Excerpt from a dataset:
>>>>
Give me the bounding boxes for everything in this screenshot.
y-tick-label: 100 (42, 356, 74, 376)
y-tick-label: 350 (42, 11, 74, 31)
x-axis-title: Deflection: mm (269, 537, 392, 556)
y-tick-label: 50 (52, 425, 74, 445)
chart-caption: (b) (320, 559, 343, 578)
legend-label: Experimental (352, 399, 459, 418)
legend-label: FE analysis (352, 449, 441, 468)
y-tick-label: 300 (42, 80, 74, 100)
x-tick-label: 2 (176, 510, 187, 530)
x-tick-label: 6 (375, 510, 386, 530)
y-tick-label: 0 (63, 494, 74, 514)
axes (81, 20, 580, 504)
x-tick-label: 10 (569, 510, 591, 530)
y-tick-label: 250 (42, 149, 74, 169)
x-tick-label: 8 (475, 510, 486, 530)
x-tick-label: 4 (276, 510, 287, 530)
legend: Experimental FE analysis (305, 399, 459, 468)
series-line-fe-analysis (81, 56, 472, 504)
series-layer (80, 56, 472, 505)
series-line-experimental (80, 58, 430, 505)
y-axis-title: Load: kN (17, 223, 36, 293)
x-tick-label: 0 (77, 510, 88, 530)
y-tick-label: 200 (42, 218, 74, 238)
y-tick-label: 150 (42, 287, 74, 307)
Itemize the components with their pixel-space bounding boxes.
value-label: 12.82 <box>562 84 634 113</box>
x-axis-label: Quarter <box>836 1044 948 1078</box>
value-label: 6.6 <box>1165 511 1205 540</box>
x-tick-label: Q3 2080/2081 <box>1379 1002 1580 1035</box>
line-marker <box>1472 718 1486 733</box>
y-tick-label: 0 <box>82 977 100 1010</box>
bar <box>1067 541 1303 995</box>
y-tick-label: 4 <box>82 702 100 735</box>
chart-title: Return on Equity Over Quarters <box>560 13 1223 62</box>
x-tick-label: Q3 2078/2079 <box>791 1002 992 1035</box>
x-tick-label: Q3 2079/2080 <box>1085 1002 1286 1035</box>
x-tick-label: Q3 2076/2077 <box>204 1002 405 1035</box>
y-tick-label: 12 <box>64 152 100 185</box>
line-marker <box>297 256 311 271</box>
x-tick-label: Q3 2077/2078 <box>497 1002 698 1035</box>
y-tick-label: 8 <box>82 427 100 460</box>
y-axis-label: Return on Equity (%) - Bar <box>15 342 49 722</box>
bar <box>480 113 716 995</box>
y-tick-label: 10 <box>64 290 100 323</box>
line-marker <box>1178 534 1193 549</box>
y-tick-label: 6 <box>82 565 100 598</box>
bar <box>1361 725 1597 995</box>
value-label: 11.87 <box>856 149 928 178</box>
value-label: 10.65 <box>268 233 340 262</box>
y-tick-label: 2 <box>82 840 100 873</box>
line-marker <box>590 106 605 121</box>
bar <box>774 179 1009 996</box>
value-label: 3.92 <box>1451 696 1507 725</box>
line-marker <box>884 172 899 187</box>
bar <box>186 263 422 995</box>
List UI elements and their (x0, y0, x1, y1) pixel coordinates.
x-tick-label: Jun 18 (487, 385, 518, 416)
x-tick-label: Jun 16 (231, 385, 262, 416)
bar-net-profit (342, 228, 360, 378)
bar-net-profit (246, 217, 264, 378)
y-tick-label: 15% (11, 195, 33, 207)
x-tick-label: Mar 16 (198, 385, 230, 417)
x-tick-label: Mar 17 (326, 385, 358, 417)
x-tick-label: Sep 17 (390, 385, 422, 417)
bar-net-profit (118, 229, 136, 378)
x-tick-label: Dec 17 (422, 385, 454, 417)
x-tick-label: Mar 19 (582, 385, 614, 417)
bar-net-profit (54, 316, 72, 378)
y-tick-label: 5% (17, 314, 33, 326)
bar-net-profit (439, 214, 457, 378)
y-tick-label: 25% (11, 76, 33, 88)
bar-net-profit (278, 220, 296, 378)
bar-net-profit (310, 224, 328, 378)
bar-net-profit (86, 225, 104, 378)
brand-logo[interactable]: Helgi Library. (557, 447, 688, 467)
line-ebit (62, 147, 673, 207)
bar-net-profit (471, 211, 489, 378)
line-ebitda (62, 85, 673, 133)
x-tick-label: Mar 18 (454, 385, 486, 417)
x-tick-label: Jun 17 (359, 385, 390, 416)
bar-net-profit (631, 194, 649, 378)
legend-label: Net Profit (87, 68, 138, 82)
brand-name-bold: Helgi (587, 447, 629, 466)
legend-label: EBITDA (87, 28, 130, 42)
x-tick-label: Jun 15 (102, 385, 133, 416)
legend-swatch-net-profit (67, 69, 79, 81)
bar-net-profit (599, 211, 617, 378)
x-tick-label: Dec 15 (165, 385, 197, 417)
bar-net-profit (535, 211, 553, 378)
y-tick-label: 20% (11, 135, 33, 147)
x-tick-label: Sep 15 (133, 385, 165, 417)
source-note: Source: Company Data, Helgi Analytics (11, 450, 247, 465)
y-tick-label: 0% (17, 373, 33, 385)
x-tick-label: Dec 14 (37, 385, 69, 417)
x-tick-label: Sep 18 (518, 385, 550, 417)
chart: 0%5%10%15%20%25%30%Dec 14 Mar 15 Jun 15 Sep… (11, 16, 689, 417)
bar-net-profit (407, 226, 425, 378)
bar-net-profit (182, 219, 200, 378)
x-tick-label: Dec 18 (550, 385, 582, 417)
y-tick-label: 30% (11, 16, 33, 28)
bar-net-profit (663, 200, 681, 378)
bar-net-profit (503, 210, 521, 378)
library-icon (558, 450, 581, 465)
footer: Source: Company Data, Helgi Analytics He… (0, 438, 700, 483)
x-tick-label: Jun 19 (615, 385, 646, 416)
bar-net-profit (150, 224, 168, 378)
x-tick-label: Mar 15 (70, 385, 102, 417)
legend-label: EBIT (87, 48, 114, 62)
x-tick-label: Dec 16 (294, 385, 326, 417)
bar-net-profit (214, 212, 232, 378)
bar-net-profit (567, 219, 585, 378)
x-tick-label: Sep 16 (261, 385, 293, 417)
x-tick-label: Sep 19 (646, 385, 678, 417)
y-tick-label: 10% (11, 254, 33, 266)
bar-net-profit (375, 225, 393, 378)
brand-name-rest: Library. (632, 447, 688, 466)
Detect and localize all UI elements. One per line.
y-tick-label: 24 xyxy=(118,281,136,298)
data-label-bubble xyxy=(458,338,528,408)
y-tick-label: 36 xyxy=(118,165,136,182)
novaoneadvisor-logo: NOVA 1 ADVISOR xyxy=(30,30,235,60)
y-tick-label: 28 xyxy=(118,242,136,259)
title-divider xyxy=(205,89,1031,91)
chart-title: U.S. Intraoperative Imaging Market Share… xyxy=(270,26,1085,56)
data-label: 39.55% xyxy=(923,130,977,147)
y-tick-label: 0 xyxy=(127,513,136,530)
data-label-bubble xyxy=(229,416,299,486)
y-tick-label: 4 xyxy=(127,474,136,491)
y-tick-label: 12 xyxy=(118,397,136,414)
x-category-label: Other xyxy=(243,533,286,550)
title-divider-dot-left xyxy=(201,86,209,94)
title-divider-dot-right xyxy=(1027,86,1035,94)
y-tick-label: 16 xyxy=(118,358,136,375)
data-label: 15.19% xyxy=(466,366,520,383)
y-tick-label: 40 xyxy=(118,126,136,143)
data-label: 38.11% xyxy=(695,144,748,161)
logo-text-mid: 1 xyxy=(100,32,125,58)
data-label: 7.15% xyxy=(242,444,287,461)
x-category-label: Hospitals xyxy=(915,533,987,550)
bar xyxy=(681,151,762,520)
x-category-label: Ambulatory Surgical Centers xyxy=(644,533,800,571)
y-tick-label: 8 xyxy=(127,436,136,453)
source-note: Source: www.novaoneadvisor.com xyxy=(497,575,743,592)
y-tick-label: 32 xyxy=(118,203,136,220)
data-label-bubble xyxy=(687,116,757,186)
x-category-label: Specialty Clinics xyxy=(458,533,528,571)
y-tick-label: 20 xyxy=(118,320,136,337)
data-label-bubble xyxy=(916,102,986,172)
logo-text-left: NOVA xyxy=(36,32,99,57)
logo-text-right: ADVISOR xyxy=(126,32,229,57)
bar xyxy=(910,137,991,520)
<<<<
* **EXERCISE**
Convert the listing, from its first line through the line containing "x-tick-label: 8 (475, 510, 486, 530)", into a JSON list of strings with one string per line. Leave out blank lines.

* **RESULT**
[
  "Give me the bounding boxes for everything in this screenshot.",
  "y-tick-label: 100 (42, 356, 74, 376)",
  "y-tick-label: 350 (42, 11, 74, 31)",
  "x-axis-title: Deflection: mm (269, 537, 392, 556)",
  "y-tick-label: 50 (52, 425, 74, 445)",
  "chart-caption: (b) (320, 559, 343, 578)",
  "legend-label: Experimental (352, 399, 459, 418)",
  "legend-label: FE analysis (352, 449, 441, 468)",
  "y-tick-label: 300 (42, 80, 74, 100)",
  "x-tick-label: 2 (176, 510, 187, 530)",
  "x-tick-label: 6 (375, 510, 386, 530)",
  "y-tick-label: 0 (63, 494, 74, 514)",
  "axes (81, 20, 580, 504)",
  "x-tick-label: 10 (569, 510, 591, 530)",
  "y-tick-label: 250 (42, 149, 74, 169)",
  "x-tick-label: 8 (475, 510, 486, 530)"
]